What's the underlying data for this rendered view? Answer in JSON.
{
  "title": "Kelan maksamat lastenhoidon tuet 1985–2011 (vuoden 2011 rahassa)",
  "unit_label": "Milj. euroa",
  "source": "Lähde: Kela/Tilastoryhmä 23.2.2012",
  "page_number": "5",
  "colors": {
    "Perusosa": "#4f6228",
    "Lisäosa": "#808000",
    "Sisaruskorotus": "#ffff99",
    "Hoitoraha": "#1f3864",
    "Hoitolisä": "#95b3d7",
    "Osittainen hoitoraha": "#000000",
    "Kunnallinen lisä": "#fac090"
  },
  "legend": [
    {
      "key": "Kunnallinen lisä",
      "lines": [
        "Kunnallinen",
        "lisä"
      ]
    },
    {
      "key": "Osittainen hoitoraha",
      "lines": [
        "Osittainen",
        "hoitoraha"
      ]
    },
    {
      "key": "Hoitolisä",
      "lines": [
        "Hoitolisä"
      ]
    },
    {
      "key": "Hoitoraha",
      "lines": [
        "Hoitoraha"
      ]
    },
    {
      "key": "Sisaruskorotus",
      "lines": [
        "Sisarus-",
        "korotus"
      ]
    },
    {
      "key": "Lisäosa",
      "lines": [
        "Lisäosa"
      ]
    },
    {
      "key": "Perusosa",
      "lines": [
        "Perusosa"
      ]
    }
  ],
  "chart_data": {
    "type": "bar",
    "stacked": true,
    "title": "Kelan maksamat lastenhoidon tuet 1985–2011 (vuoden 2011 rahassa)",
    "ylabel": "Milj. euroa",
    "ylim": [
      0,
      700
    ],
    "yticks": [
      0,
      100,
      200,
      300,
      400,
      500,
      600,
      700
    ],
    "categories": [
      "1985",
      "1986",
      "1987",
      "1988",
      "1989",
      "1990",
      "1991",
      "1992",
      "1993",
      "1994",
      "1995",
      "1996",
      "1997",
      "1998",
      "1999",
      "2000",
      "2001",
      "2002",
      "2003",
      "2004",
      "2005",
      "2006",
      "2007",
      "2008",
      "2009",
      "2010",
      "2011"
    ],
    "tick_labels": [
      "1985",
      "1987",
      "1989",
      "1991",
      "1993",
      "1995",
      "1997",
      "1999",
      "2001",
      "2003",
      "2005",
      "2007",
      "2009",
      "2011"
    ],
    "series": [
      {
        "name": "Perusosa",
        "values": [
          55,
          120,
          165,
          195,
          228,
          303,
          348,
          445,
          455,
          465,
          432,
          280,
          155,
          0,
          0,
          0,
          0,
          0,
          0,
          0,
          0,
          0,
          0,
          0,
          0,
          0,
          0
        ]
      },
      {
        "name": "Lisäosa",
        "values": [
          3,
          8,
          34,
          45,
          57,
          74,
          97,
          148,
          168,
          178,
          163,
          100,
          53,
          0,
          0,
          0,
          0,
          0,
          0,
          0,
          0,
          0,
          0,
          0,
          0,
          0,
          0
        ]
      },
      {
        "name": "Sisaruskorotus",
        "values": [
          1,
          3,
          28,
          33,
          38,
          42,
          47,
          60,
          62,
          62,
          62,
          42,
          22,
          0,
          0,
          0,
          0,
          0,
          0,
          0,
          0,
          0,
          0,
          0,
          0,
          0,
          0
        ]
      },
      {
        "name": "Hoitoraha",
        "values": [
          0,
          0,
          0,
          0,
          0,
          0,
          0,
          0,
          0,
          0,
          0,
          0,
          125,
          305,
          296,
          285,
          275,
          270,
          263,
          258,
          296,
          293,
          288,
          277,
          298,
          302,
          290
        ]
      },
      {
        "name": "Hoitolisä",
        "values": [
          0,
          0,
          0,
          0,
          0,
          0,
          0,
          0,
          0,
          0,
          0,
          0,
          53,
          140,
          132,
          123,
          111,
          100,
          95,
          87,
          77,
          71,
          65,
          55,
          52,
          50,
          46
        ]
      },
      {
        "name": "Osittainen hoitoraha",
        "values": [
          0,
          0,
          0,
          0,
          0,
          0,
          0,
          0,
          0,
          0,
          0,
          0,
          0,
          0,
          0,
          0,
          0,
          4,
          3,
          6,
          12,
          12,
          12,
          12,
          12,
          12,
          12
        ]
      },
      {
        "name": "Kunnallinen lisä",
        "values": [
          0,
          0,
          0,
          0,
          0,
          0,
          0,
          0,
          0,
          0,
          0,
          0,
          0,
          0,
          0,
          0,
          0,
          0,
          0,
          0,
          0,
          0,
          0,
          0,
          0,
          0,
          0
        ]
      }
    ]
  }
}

(What you have to do)
Reproduce all data above, unchanged.

(Answer below)
What's the underlying data for this rendered view? Answer in JSON.
{
  "title": "Kelan maksamat lastenhoidon tuet 1985–2011 (vuoden 2011 rahassa)",
  "unit_label": "Milj. euroa",
  "source": "Lähde: Kela/Tilastoryhmä 23.2.2012",
  "page_number": "5",
  "colors": {
    "Perusosa": "#4f6228",
    "Lisäosa": "#808000",
    "Sisaruskorotus": "#ffff99",
    "Hoitoraha": "#1f3864",
    "Hoitolisä": "#95b3d7",
    "Osittainen hoitoraha": "#000000",
    "Kunnallinen lisä": "#fac090"
  },
  "legend": [
    {
      "key": "Kunnallinen lisä",
      "lines": [
        "Kunnallinen",
        "lisä"
      ]
    },
    {
      "key": "Osittainen hoitoraha",
      "lines": [
        "Osittainen",
        "hoitoraha"
      ]
    },
    {
      "key": "Hoitolisä",
      "lines": [
        "Hoitolisä"
      ]
    },
    {
      "key": "Hoitoraha",
      "lines": [
        "Hoitoraha"
      ]
    },
    {
      "key": "Sisaruskorotus",
      "lines": [
        "Sisarus-",
        "korotus"
      ]
    },
    {
      "key": "Lisäosa",
      "lines": [
        "Lisäosa"
      ]
    },
    {
      "key": "Perusosa",
      "lines": [
        "Perusosa"
      ]
    }
  ],
  "chart_data": {
    "type": "bar",
    "stacked": true,
    "title": "Kelan maksamat lastenhoidon tuet 1985–2011 (vuoden 2011 rahassa)",
    "ylabel": "Milj. euroa",
    "ylim": [
      0,
      700
    ],
    "yticks": [
      0,
      100,
      200,
      300,
      400,
      500,
      600,
      700
    ],
    "categories": [
      "1985",
      "1986",
      "1987",
      "1988",
      "1989",
      "1990",
      "1991",
      "1992",
      "1993",
      "1994",
      "1995",
      "1996",
      "1997",
      "1998",
      "1999",
      "2000",
      "2001",
      "2002",
      "2003",
      "2004",
      "2005",
      "2006",
      "2007",
      "2008",
      "2009",
      "2010",
      "2011"
    ],
    "tick_labels": [
      "1985",
      "1987",
      "1989",
      "1991",
      "1993",
      "1995",
      "1997",
      "1999",
      "2001",
      "2003",
      "2005",
      "2007",
      "2009",
      "2011"
    ],
    "series": [
      {
        "name": "Perusosa",
        "values": [
          55,
          120,
          165,
          195,
          228,
          303,
          348,
          445,
          455,
          465,
          432,
          280,
          155,
          0,
          0,
          0,
          0,
          0,
          0,
          0,
          0,
          0,
          0,
          0,
          0,
          0,
          0
        ]
      },
      {
        "name": "Lisäosa",
        "values": [
          3,
          8,
          34,
          45,
          57,
          74,
          97,
          148,
          168,
          178,
          163,
          100,
          53,
          0,
          0,
          0,
          0,
          0,
          0,
          0,
          0,
          0,
          0,
          0,
          0,
          0,
          0
        ]
      },
      {
        "name": "Sisaruskorotus",
        "values": [
          1,
          3,
          28,
          33,
          38,
          42,
          47,
          60,
          62,
          62,
          62,
          42,
          22,
          0,
          0,
          0,
          0,
          0,
          0,
          0,
          0,
          0,
          0,
          0,
          0,
          0,
          0
        ]
      },
      {
        "name": "Hoitoraha",
        "values": [
          0,
          0,
          0,
          0,
          0,
          0,
          0,
          0,
          0,
          0,
          0,
          0,
          125,
          305,
          296,
          285,
          275,
          270,
          263,
          258,
          296,
          293,
          288,
          277,
          298,
          302,
          290
        ]
      },
      {
        "name": "Hoitolisä",
        "values": [
          0,
          0,
          0,
          0,
          0,
          0,
          0,
          0,
          0,
          0,
          0,
          0,
          53,
          140,
          132,
          123,
          111,
          100,
          95,
          87,
          77,
          71,
          65,
          55,
          52,
          50,
          46
        ]
      },
      {
        "name": "Osittainen hoitoraha",
        "values": [
          0,
          0,
          0,
          0,
          0,
          0,
          0,
          0,
          0,
          0,
          0,
          0,
          0,
          0,
          0,
          0,
          0,
          4,
          3,
          6,
          12,
          12,
          12,
          12,
          12,
          12,
          12
        ]
      },
      {
        "name": "Kunnallinen lisä",
        "values": [
          0,
          0,
          0,
          0,
          0,
          0,
          0,
          0,
          0,
          0,
          0,
          0,
          0,
          0,
          0,
          0,
          0,
          0,
          0,
          0,
          0,
          0,
          0,
          0,
          0,
          0,
          0
        ]
      }
    ]
  }
}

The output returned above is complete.